SUPPLIED MATERIAL

** start **

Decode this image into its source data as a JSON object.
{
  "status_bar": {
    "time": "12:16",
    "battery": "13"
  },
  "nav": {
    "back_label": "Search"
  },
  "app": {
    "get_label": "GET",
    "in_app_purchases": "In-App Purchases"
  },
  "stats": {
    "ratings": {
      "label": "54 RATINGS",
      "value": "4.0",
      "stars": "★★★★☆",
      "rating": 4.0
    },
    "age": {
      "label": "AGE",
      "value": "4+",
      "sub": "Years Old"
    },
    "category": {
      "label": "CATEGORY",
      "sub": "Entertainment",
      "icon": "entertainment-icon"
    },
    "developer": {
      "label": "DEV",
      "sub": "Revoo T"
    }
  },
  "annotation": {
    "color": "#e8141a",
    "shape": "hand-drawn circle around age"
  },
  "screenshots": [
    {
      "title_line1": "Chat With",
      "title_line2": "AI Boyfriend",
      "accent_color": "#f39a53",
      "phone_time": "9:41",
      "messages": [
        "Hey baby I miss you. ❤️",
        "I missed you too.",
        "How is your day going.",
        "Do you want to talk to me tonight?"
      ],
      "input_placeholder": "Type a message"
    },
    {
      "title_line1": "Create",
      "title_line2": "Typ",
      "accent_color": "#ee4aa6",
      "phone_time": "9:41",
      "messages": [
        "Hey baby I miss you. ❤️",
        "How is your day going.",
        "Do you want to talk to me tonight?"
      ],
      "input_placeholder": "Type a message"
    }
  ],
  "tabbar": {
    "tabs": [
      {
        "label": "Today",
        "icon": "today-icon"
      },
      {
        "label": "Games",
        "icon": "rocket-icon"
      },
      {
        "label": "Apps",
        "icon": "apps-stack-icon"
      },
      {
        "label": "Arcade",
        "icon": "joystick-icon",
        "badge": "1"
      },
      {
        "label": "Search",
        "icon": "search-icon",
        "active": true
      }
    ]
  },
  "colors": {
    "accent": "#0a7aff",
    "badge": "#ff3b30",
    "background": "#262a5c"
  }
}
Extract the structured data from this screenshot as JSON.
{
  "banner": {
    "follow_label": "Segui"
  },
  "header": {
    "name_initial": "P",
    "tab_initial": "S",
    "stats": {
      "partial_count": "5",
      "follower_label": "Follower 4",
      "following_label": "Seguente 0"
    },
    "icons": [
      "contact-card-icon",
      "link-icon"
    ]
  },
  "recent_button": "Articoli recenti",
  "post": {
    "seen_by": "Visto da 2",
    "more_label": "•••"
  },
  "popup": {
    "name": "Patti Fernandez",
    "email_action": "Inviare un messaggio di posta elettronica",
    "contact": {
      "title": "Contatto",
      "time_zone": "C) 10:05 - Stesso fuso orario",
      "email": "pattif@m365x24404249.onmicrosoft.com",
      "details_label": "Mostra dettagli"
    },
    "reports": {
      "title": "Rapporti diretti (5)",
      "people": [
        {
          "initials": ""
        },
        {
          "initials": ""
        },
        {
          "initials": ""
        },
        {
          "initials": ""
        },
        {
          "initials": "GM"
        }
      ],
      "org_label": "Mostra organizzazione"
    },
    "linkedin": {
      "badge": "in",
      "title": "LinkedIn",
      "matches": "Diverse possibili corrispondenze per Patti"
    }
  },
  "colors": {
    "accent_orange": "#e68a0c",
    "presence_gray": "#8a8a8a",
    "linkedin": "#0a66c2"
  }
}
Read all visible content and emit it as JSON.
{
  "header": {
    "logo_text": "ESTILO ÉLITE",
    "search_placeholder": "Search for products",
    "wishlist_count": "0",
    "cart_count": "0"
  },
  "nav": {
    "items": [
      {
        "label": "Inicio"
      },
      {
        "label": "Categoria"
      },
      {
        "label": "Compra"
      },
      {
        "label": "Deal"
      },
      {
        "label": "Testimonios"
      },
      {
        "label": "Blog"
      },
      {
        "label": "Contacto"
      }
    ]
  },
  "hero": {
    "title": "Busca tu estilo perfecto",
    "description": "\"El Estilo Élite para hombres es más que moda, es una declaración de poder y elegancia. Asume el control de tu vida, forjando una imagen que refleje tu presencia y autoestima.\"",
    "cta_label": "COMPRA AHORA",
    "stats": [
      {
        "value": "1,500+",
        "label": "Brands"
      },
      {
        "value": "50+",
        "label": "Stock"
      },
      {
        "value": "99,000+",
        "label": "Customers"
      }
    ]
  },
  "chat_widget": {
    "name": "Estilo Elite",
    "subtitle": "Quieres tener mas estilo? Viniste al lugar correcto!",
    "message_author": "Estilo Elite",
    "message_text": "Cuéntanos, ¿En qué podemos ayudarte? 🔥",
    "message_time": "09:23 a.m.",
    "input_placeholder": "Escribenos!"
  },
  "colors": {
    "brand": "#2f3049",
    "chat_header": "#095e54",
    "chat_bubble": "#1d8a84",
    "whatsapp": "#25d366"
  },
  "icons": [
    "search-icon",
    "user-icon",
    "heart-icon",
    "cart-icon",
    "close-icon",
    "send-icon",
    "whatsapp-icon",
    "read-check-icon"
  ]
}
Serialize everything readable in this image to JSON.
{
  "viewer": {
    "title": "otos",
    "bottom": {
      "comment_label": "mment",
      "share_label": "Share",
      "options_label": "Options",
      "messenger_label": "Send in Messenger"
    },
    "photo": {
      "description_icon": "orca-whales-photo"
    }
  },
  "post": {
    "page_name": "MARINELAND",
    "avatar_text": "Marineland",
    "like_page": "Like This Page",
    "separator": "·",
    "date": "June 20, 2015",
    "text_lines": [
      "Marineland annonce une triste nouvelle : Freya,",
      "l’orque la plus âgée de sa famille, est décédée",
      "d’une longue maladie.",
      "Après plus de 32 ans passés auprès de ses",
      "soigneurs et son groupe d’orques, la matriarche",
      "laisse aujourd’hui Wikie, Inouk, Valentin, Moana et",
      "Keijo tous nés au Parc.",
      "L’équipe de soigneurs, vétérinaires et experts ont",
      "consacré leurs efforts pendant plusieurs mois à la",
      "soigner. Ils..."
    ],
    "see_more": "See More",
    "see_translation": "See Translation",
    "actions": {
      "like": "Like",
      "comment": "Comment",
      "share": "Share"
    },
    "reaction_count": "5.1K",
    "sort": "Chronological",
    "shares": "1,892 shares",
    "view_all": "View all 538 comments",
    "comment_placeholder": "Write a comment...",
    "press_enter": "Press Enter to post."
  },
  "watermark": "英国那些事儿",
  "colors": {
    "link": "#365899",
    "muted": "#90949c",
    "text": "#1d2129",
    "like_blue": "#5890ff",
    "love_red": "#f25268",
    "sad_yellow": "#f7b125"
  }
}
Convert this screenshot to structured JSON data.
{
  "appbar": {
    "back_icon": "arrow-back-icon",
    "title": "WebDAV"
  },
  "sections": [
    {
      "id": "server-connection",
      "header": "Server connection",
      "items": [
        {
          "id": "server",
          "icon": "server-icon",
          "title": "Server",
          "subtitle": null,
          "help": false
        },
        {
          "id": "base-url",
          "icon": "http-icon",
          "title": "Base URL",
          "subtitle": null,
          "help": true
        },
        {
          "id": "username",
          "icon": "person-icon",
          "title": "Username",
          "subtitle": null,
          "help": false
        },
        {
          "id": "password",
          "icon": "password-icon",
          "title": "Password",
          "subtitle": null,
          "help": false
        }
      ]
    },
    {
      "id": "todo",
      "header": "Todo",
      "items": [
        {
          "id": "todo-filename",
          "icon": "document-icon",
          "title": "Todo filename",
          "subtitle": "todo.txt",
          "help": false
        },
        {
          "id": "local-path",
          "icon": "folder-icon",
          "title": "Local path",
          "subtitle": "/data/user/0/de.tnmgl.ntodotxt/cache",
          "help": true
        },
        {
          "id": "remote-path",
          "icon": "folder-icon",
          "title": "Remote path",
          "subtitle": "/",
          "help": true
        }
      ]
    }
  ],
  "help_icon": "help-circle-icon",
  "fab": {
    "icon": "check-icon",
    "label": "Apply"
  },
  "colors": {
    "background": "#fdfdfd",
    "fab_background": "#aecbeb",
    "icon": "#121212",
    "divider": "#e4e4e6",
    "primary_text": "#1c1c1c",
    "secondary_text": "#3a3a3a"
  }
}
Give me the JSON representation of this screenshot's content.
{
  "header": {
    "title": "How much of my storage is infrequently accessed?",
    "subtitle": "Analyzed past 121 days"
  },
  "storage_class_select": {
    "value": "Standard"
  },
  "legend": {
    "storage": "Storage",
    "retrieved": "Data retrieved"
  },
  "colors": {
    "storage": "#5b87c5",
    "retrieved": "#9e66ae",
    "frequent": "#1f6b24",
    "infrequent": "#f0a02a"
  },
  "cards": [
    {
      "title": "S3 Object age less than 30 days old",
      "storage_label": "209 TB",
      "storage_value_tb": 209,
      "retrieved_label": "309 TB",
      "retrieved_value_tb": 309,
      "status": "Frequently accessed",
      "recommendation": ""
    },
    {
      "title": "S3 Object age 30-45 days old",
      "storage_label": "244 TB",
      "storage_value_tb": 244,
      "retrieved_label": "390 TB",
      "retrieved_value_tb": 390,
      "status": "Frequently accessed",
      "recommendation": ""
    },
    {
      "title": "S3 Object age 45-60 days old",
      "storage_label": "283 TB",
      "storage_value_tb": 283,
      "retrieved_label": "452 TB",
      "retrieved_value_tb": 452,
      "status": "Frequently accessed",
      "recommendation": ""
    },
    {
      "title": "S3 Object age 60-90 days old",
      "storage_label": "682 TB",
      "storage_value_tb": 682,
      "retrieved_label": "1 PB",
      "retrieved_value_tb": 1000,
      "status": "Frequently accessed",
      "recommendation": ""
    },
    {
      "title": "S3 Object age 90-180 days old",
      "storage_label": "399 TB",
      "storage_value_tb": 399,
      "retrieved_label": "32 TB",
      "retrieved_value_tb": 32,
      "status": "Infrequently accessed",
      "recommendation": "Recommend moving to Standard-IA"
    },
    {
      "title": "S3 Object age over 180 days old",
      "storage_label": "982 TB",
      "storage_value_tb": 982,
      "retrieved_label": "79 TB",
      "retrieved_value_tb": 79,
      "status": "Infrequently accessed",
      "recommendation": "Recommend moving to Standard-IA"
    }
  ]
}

** end **

DIRECTIONS FOR THIS TASK
Pick out all lines containing the string "path".

TASK RESULT
          "id": "local-path",
          "title": "Local path",
          "id": "remote-path",
          "title": "Remote path",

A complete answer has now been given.